Can you rewrite all of these records, changing "Peak EMG" to "Maximum EMG" wherever it appears and leaving everything else unchanged?

===== STORED RECORDS

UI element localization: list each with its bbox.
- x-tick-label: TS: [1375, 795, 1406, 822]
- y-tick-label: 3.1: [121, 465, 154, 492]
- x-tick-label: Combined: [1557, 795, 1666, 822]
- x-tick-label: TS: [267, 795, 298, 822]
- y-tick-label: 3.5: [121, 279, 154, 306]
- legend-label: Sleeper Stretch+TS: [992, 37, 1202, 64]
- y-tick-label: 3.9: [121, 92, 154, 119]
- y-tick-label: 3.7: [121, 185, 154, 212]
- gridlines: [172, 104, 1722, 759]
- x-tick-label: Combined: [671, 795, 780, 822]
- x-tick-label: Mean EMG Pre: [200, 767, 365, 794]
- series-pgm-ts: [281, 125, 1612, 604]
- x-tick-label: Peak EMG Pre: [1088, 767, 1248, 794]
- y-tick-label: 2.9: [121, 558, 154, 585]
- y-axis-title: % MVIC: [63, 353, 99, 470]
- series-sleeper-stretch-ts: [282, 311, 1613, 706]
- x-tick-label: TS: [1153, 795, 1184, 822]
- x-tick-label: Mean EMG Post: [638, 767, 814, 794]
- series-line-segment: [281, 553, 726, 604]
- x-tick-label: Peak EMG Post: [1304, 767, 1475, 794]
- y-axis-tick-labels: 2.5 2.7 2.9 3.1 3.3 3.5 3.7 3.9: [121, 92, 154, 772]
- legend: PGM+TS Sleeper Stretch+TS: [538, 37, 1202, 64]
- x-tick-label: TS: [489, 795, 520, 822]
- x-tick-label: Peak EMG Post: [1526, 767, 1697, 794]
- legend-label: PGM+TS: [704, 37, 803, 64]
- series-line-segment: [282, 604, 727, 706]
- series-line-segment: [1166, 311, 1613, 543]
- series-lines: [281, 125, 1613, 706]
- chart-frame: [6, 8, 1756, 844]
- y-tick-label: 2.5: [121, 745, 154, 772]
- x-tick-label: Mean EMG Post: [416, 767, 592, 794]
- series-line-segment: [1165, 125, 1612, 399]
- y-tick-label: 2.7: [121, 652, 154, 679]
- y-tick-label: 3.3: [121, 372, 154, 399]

==========

ANSWER IN FULL:
UI element localization: list each with its bbox.
- x-tick-label: TS: [1375, 795, 1406, 822]
- y-tick-label: 3.1: [121, 465, 154, 492]
- x-tick-label: Combined: [1557, 795, 1666, 822]
- x-tick-label: TS: [267, 795, 298, 822]
- y-tick-label: 3.5: [121, 279, 154, 306]
- legend-label: Sleeper Stretch+TS: [992, 37, 1202, 64]
- y-tick-label: 3.9: [121, 92, 154, 119]
- y-tick-label: 3.7: [121, 185, 154, 212]
- gridlines: [172, 104, 1722, 759]
- x-tick-label: Combined: [671, 795, 780, 822]
- x-tick-label: Mean EMG Pre: [200, 767, 365, 794]
- series-pgm-ts: [281, 125, 1612, 604]
- x-tick-label: Maximum EMG Pre: [1088, 767, 1248, 794]
- y-tick-label: 2.9: [121, 558, 154, 585]
- y-axis-title: % MVIC: [63, 353, 99, 470]
- series-sleeper-stretch-ts: [282, 311, 1613, 706]
- x-tick-label: TS: [1153, 795, 1184, 822]
- x-tick-label: Mean EMG Post: [638, 767, 814, 794]
- series-line-segment: [281, 553, 726, 604]
- x-tick-label: Maximum EMG Post: [1304, 767, 1475, 794]
- y-axis-tick-labels: 2.5 2.7 2.9 3.1 3.3 3.5 3.7 3.9: [121, 92, 154, 772]
- legend: PGM+TS Sleeper Stretch+TS: [538, 37, 1202, 64]
- x-tick-label: TS: [489, 795, 520, 822]
- x-tick-label: Maximum EMG Post: [1526, 767, 1697, 794]
- legend-label: PGM+TS: [704, 37, 803, 64]
- series-line-segment: [282, 604, 727, 706]
- series-line-segment: [1166, 311, 1613, 543]
- series-lines: [281, 125, 1613, 706]
- chart-frame: [6, 8, 1756, 844]
- y-tick-label: 2.5: [121, 745, 154, 772]
- x-tick-label: Mean EMG Post: [416, 767, 592, 794]
- series-line-segment: [1165, 125, 1612, 399]
- y-tick-label: 2.7: [121, 652, 154, 679]
- y-tick-label: 3.3: [121, 372, 154, 399]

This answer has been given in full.